* Text to read:
-- Start --
Deeds are to be construed with reference to the actual rightful state of the property at the time of their execution. Dunklee v. Ry. 24 N. H. 489;Richardson v. Palmer, 38 N. H. 212;Lane v. Thompson, 43 N. H. 320;Bell v. Woodward, 46 N. H. 332;Abbott v. Abbott, 51 Me. 575;Stanley v. Green, 12 Cal. 148;Tallman v. Franklin, 14 N. Y. 589;Ryeress v. Wheeler, 22 Wend. 148;Morgan v. Burrows, 45 Wis. 211;Ganson v. Madigan, 15 Wis. 144. For this purpose extrinsic evidence is often admitted in order to place the court in the position of the parties at the time of making the deed, and thus enable the court to intelligently interpret the language used. The law will not declare a deed void for uncertainty when the light which cotemporaneous facts and circumstances furnish renders the description definite and certain. It is for the court to construe a deed, but when so construed it is the duty of the jury to ascertain from the evidence whether the premises in question are within the description. These statements seem to be abundantly sustained by the authorities above cited. Here the answer admits that the premises in question were within the description, and hence there was no necessity of evidence.

If the track and fences each side of it had actually been built when the deed to the railway was executed, then it is very evident that the “strip” thereby intended to be conveyed was the strip which had so been fenced out. This case, therefore, is clearly distinguishable from Williams v. Western Union Ry. Co. But assuming that the track and fences were not built until after the deed to the railway company, yet it is admitted in the answer that they had been built and occupied by the company for railway purposes for nearly 20 years prior to the contract, and with the apparent acquiescence and consent of the defendant and his grantor. Besides, the description recites that the strip was “along the line of their [the company's] railroad as at present [then] located,” etc. This clearly indicates that the line of the road had been actually located at the time of making the deed which purported to convey a strip five rods in width along that line. The only uncertainty in the description is the failure to state lateral boundaries to the strip, or whether the middle or any other part of the strip should be upon the line so located. As stated, the answer, in effect, admits that the railway company had, nearly 20 years prior to the contract, given a practical construction to the deed by building the track and a substantial fence each side of it, and occupying the strip between the fences during that time for railroad purposes, with the apparent acquiescence and consent of the owner of the land, By such actual appropriation for so long a period, with the consent of the owner of the land, the uncertainty in the description would seem to be obviated.
-- End --
* Supplied information:
-- Start --
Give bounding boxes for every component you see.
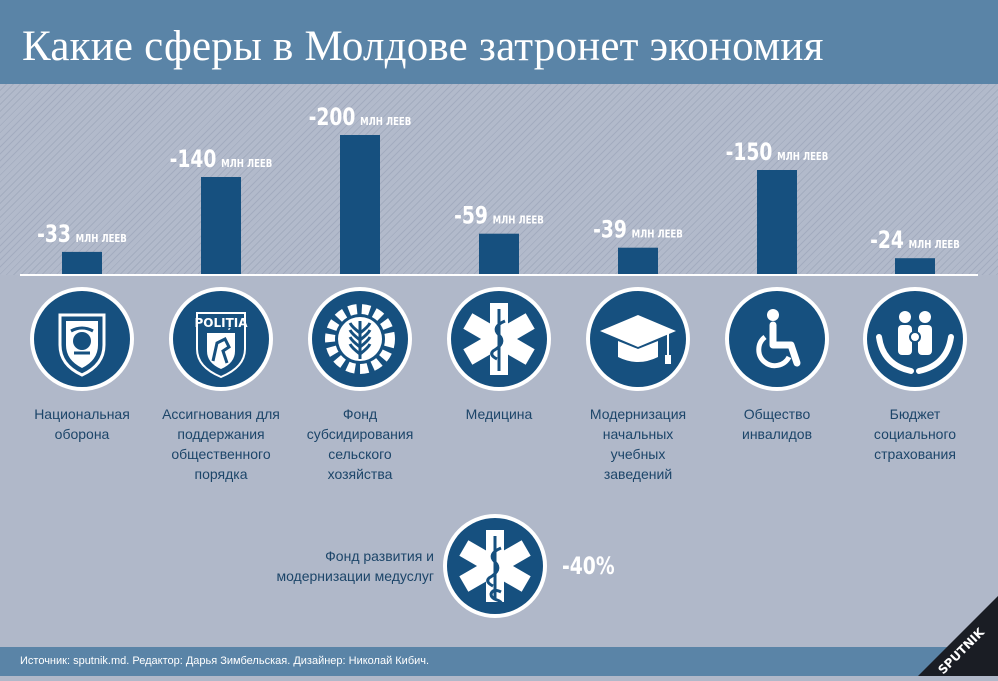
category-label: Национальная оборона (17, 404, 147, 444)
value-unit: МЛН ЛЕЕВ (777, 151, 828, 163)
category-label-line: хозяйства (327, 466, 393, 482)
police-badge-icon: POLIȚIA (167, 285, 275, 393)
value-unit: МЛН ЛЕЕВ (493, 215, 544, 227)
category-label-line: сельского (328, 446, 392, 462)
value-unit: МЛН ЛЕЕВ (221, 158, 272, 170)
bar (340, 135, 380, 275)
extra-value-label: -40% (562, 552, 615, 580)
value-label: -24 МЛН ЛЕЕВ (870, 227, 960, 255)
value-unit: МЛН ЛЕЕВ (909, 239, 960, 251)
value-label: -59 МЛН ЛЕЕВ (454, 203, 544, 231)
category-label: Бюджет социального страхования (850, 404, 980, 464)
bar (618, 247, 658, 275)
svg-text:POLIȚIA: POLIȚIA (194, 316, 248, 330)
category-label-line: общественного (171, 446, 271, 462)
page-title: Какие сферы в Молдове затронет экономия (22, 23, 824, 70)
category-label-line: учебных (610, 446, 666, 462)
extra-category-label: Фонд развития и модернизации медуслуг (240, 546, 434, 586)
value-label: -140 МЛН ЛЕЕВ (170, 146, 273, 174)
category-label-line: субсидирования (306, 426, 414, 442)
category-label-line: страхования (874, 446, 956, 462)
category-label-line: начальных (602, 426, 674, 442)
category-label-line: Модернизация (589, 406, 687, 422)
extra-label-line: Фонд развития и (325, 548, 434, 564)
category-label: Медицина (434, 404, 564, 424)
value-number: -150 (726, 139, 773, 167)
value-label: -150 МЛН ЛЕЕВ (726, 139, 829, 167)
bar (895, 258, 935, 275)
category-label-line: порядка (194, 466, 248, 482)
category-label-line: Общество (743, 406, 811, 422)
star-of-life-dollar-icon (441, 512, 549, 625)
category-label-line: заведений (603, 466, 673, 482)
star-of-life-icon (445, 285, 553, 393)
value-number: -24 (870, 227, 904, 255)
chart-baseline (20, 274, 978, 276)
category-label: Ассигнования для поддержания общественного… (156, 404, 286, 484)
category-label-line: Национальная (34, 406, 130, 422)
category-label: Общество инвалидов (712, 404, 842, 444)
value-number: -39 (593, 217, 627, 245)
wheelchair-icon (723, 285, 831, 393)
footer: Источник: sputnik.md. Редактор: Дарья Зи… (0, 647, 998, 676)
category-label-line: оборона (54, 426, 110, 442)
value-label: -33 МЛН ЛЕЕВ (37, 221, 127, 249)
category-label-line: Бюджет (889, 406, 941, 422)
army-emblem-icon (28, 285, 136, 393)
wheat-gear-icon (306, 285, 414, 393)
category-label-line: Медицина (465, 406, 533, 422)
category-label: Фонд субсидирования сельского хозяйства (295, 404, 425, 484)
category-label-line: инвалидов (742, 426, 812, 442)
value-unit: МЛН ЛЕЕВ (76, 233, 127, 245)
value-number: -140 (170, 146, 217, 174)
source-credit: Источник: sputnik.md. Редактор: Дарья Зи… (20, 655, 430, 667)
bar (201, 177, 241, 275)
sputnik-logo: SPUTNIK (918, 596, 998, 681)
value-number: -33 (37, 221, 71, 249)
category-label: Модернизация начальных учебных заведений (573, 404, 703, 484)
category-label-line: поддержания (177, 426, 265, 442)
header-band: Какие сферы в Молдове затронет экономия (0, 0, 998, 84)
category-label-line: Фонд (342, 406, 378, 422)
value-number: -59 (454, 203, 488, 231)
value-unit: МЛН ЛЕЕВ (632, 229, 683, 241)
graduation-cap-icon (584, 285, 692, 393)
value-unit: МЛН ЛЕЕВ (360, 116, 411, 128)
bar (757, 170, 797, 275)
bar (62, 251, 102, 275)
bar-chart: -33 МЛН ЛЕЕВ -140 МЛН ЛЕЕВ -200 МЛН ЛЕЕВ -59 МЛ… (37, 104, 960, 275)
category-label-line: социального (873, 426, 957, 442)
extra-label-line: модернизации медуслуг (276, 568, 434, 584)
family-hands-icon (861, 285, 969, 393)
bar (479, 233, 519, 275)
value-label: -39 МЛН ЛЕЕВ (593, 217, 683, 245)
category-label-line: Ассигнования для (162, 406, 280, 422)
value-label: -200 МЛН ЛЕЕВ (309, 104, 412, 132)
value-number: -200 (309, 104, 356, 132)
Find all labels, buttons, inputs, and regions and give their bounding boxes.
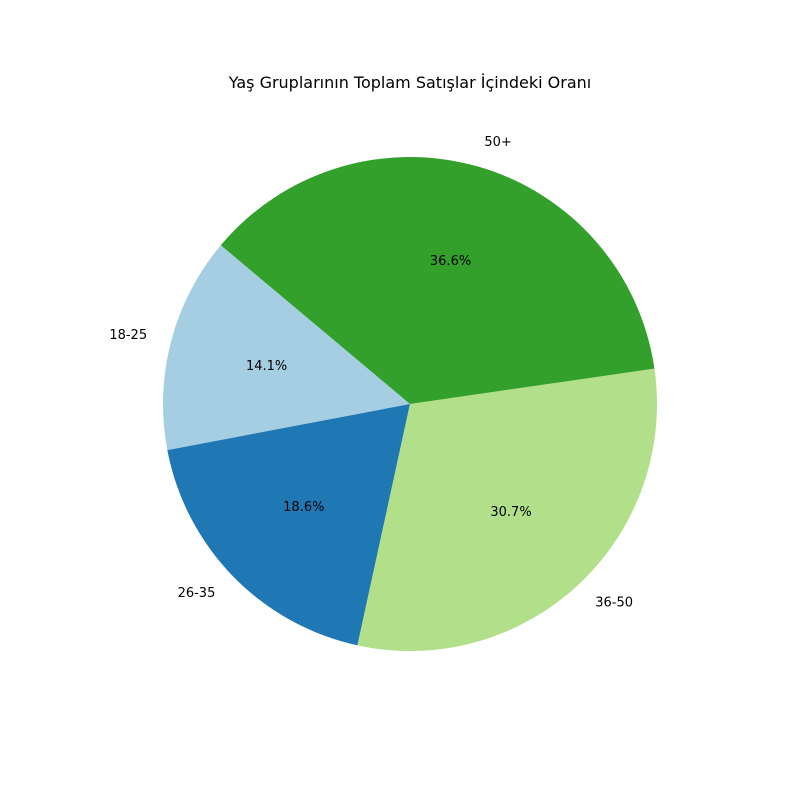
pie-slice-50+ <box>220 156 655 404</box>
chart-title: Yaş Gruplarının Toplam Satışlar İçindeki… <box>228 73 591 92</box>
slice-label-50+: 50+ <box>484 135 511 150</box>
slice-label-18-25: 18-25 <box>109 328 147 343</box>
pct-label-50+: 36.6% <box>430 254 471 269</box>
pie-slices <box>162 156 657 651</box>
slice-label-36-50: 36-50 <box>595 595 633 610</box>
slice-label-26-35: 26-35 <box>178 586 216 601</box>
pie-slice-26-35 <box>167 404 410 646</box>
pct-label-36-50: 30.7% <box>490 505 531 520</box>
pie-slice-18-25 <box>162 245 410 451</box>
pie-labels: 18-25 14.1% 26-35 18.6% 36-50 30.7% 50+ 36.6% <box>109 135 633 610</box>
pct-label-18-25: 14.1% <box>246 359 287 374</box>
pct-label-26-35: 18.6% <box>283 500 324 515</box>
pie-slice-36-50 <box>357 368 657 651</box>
-- End --
* Problems to work on:
**a)** In the passage on construing deeds, how wide was the strip that the deed to the railway company purported to convey?
**b)** Please write the next few sentences of the passage on construing deeds, starting right after its final sentence.

* Answers to the exercise:
**a)** Five rods.

**b)**
In Hastings v. Stark, 36 Cal. 122, it was held that “if there be such uncertainty in the calls of a deed that either one of two or more objects will answer it, so that the line will run in two or more positions, and still harmonize with the other calls of the deed, the parties to the deed may adopt either line, and when so established it concludes both parties.” In The Georgia Railroad v. Hart, 60 Ga. 550, it was held that “the uncertainty of a deed as to what precise part or parts of a large tract might be appropriated as sites for buildings may be aided by actual appropriation and long enjoyment.”

In Crocker v. Crocker, 5 Hun. 587, in regard to a reservation otherwise uncertain, it was held that “the parties interested could locate it by agreement, or by acts, conduct, and declarations indicating a practical location, accompanied by user from and after the date of the creation of the right of way.” See, also, Collins v. Vandever, 1 Clarke, 573;Barlow v. Ry. 29 Iowa, 276;French v. Pearce, 8 Conn. 439.

In Stone v. Clark, 1 Metc. 381, Wilde, J., giving the opinion of the court, said: “Where the language is doubtful, especially in the description of the land conveyed, their evidence of the practical construction by the parties is admissible to explain and remove the doubt.” The same language is found in 1 Greenl. Ev. § 293, and quoted approvingly in Bell v. Woodward, 46 N. H. 332.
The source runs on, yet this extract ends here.